Data entries
**********

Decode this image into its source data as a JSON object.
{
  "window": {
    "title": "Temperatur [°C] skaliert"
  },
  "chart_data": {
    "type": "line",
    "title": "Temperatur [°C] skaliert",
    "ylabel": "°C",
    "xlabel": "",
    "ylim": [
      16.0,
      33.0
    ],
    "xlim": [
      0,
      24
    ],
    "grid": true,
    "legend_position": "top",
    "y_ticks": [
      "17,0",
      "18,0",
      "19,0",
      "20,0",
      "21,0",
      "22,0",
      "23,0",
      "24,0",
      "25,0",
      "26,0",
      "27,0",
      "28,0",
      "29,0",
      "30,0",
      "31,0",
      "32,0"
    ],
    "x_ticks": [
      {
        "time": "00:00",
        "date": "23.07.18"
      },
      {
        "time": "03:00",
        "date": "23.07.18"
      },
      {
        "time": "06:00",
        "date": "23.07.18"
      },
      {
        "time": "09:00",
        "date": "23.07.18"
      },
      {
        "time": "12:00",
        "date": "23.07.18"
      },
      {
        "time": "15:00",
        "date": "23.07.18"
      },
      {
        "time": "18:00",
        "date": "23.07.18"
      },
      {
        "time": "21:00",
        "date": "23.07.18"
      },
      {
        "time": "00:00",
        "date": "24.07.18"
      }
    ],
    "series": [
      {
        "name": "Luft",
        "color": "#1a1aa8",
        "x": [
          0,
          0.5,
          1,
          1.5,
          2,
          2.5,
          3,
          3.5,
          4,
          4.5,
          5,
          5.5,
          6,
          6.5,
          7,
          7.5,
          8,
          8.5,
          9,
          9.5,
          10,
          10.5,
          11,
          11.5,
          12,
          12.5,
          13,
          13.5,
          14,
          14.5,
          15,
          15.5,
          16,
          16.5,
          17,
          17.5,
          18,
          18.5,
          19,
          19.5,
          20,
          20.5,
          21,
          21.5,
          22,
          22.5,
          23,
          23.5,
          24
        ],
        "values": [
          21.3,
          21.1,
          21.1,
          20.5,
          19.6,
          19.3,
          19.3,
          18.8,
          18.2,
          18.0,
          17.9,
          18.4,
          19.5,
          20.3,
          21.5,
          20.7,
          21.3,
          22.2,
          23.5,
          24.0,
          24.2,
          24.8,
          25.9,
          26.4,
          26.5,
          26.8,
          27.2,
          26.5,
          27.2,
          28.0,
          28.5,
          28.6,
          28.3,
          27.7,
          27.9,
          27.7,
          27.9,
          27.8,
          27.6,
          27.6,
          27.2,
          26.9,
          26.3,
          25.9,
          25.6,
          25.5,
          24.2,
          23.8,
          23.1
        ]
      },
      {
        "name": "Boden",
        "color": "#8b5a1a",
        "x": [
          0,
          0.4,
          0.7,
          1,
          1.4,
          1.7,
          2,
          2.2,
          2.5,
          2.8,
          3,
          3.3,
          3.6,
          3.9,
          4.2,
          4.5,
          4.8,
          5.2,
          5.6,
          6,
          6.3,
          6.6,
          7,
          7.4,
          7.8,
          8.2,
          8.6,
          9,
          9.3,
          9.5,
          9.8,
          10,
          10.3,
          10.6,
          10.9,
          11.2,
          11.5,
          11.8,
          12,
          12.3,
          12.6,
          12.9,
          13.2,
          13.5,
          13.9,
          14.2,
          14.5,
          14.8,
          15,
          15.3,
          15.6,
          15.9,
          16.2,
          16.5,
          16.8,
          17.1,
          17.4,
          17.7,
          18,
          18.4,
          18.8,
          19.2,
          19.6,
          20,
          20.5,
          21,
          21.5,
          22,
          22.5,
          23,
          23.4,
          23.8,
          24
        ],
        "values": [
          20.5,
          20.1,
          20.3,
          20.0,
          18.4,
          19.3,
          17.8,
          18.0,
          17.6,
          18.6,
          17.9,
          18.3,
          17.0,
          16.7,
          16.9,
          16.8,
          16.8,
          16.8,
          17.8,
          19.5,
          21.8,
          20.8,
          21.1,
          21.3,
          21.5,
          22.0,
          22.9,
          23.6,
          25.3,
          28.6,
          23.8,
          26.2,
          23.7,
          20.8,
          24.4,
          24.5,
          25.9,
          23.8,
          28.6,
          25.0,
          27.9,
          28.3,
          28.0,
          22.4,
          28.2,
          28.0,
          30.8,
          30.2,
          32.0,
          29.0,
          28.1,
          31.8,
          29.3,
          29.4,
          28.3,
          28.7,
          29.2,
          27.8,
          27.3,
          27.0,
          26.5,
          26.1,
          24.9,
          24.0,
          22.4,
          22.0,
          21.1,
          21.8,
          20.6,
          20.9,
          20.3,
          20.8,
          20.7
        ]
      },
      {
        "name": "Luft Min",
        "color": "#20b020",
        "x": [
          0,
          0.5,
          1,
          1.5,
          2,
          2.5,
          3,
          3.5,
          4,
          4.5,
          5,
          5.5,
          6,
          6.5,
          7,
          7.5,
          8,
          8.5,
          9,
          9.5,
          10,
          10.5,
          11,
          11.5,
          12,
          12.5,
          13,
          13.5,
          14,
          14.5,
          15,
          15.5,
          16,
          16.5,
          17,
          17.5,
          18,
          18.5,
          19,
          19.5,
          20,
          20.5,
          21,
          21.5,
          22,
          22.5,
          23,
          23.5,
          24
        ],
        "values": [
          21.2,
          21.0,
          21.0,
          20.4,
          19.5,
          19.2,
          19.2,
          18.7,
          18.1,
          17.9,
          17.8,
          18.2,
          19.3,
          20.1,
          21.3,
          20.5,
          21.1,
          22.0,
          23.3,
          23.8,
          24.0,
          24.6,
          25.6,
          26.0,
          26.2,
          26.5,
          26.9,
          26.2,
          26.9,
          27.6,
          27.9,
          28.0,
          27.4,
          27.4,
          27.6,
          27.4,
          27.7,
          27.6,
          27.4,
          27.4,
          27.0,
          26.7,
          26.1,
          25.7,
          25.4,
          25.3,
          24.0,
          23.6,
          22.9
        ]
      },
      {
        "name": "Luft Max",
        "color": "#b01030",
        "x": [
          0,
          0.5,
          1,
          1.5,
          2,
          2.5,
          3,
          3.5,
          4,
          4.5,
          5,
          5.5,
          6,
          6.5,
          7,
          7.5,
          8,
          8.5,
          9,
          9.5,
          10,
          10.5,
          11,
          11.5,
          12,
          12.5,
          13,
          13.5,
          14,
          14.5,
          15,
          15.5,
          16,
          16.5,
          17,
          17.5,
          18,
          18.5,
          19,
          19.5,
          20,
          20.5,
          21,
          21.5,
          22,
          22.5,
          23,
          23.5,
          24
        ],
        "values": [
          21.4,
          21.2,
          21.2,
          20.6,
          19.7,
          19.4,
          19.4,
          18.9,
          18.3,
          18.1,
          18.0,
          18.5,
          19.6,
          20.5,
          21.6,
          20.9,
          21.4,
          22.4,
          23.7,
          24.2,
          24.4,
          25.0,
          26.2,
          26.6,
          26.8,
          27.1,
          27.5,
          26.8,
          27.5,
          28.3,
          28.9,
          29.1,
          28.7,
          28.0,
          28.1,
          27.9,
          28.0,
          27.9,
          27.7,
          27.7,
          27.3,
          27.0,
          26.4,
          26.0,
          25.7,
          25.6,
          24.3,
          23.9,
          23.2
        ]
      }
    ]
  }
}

**********

◆ **Task details**
Faithfully reproduce all of the records, character for character.

◆ **The output**
Decode this image into its source data as a JSON object.
{
  "window": {
    "title": "Temperatur [°C] skaliert"
  },
  "chart_data": {
    "type": "line",
    "title": "Temperatur [°C] skaliert",
    "ylabel": "°C",
    "xlabel": "",
    "ylim": [
      16.0,
      33.0
    ],
    "xlim": [
      0,
      24
    ],
    "grid": true,
    "legend_position": "top",
    "y_ticks": [
      "17,0",
      "18,0",
      "19,0",
      "20,0",
      "21,0",
      "22,0",
      "23,0",
      "24,0",
      "25,0",
      "26,0",
      "27,0",
      "28,0",
      "29,0",
      "30,0",
      "31,0",
      "32,0"
    ],
    "x_ticks": [
      {
        "time": "00:00",
        "date": "23.07.18"
      },
      {
        "time": "03:00",
        "date": "23.07.18"
      },
      {
        "time": "06:00",
        "date": "23.07.18"
      },
      {
        "time": "09:00",
        "date": "23.07.18"
      },
      {
        "time": "12:00",
        "date": "23.07.18"
      },
      {
        "time": "15:00",
        "date": "23.07.18"
      },
      {
        "time": "18:00",
        "date": "23.07.18"
      },
      {
        "time": "21:00",
        "date": "23.07.18"
      },
      {
        "time": "00:00",
        "date": "24.07.18"
      }
    ],
    "series": [
      {
        "name": "Luft",
        "color": "#1a1aa8",
        "x": [
          0,
          0.5,
          1,
          1.5,
          2,
          2.5,
          3,
          3.5,
          4,
          4.5,
          5,
          5.5,
          6,
          6.5,
          7,
          7.5,
          8,
          8.5,
          9,
          9.5,
          10,
          10.5,
          11,
          11.5,
          12,
          12.5,
          13,
          13.5,
          14,
          14.5,
          15,
          15.5,
          16,
          16.5,
          17,
          17.5,
          18,
          18.5,
          19,
          19.5,
          20,
          20.5,
          21,
          21.5,
          22,
          22.5,
          23,
          23.5,
          24
        ],
        "values": [
          21.3,
          21.1,
          21.1,
          20.5,
          19.6,
          19.3,
          19.3,
          18.8,
          18.2,
          18.0,
          17.9,
          18.4,
          19.5,
          20.3,
          21.5,
          20.7,
          21.3,
          22.2,
          23.5,
          24.0,
          24.2,
          24.8,
          25.9,
          26.4,
          26.5,
          26.8,
          27.2,
          26.5,
          27.2,
          28.0,
          28.5,
          28.6,
          28.3,
          27.7,
          27.9,
          27.7,
          27.9,
          27.8,
          27.6,
          27.6,
          27.2,
          26.9,
          26.3,
          25.9,
          25.6,
          25.5,
          24.2,
          23.8,
          23.1
        ]
      },
      {
        "name": "Boden",
        "color": "#8b5a1a",
        "x": [
          0,
          0.4,
          0.7,
          1,
          1.4,
          1.7,
          2,
          2.2,
          2.5,
          2.8,
          3,
          3.3,
          3.6,
          3.9,
          4.2,
          4.5,
          4.8,
          5.2,
          5.6,
          6,
          6.3,
          6.6,
          7,
          7.4,
          7.8,
          8.2,
          8.6,
          9,
          9.3,
          9.5,
          9.8,
          10,
          10.3,
          10.6,
          10.9,
          11.2,
          11.5,
          11.8,
          12,
          12.3,
          12.6,
          12.9,
          13.2,
          13.5,
          13.9,
          14.2,
          14.5,
          14.8,
          15,
          15.3,
          15.6,
          15.9,
          16.2,
          16.5,
          16.8,
          17.1,
          17.4,
          17.7,
          18,
          18.4,
          18.8,
          19.2,
          19.6,
          20,
          20.5,
          21,
          21.5,
          22,
          22.5,
          23,
          23.4,
          23.8,
          24
        ],
        "values": [
          20.5,
          20.1,
          20.3,
          20.0,
          18.4,
          19.3,
          17.8,
          18.0,
          17.6,
          18.6,
          17.9,
          18.3,
          17.0,
          16.7,
          16.9,
          16.8,
          16.8,
          16.8,
          17.8,
          19.5,
          21.8,
          20.8,
          21.1,
          21.3,
          21.5,
          22.0,
          22.9,
          23.6,
          25.3,
          28.6,
          23.8,
          26.2,
          23.7,
          20.8,
          24.4,
          24.5,
          25.9,
          23.8,
          28.6,
          25.0,
          27.9,
          28.3,
          28.0,
          22.4,
          28.2,
          28.0,
          30.8,
          30.2,
          32.0,
          29.0,
          28.1,
          31.8,
          29.3,
          29.4,
          28.3,
          28.7,
          29.2,
          27.8,
          27.3,
          27.0,
          26.5,
          26.1,
          24.9,
          24.0,
          22.4,
          22.0,
          21.1,
          21.8,
          20.6,
          20.9,
          20.3,
          20.8,
          20.7
        ]
      },
      {
        "name": "Luft Min",
        "color": "#20b020",
        "x": [
          0,
          0.5,
          1,
          1.5,
          2,
          2.5,
          3,
          3.5,
          4,
          4.5,
          5,
          5.5,
          6,
          6.5,
          7,
          7.5,
          8,
          8.5,
          9,
          9.5,
          10,
          10.5,
          11,
          11.5,
          12,
          12.5,
          13,
          13.5,
          14,
          14.5,
          15,
          15.5,
          16,
          16.5,
          17,
          17.5,
          18,
          18.5,
          19,
          19.5,
          20,
          20.5,
          21,
          21.5,
          22,
          22.5,
          23,
          23.5,
          24
        ],
        "values": [
          21.2,
          21.0,
          21.0,
          20.4,
          19.5,
          19.2,
          19.2,
          18.7,
          18.1,
          17.9,
          17.8,
          18.2,
          19.3,
          20.1,
          21.3,
          20.5,
          21.1,
          22.0,
          23.3,
          23.8,
          24.0,
          24.6,
          25.6,
          26.0,
          26.2,
          26.5,
          26.9,
          26.2,
          26.9,
          27.6,
          27.9,
          28.0,
          27.4,
          27.4,
          27.6,
          27.4,
          27.7,
          27.6,
          27.4,
          27.4,
          27.0,
          26.7,
          26.1,
          25.7,
          25.4,
          25.3,
          24.0,
          23.6,
          22.9
        ]
      },
      {
        "name": "Luft Max",
        "color": "#b01030",
        "x": [
          0,
          0.5,
          1,
          1.5,
          2,
          2.5,
          3,
          3.5,
          4,
          4.5,
          5,
          5.5,
          6,
          6.5,
          7,
          7.5,
          8,
          8.5,
          9,
          9.5,
          10,
          10.5,
          11,
          11.5,
          12,
          12.5,
          13,
          13.5,
          14,
          14.5,
          15,
          15.5,
          16,
          16.5,
          17,
          17.5,
          18,
          18.5,
          19,
          19.5,
          20,
          20.5,
          21,
          21.5,
          22,
          22.5,
          23,
          23.5,
          24
        ],
        "values": [
          21.4,
          21.2,
          21.2,
          20.6,
          19.7,
          19.4,
          19.4,
          18.9,
          18.3,
          18.1,
          18.0,
          18.5,
          19.6,
          20.5,
          21.6,
          20.9,
          21.4,
          22.4,
          23.7,
          24.2,
          24.4,
          25.0,
          26.2,
          26.6,
          26.8,
          27.1,
          27.5,
          26.8,
          27.5,
          28.3,
          28.9,
          29.1,
          28.7,
          28.0,
          28.1,
          27.9,
          28.0,
          27.9,
          27.7,
          27.7,
          27.3,
          27.0,
          26.4,
          26.0,
          25.7,
          25.6,
          24.3,
          23.9,
          23.2
        ]
      }
    ]
  }
}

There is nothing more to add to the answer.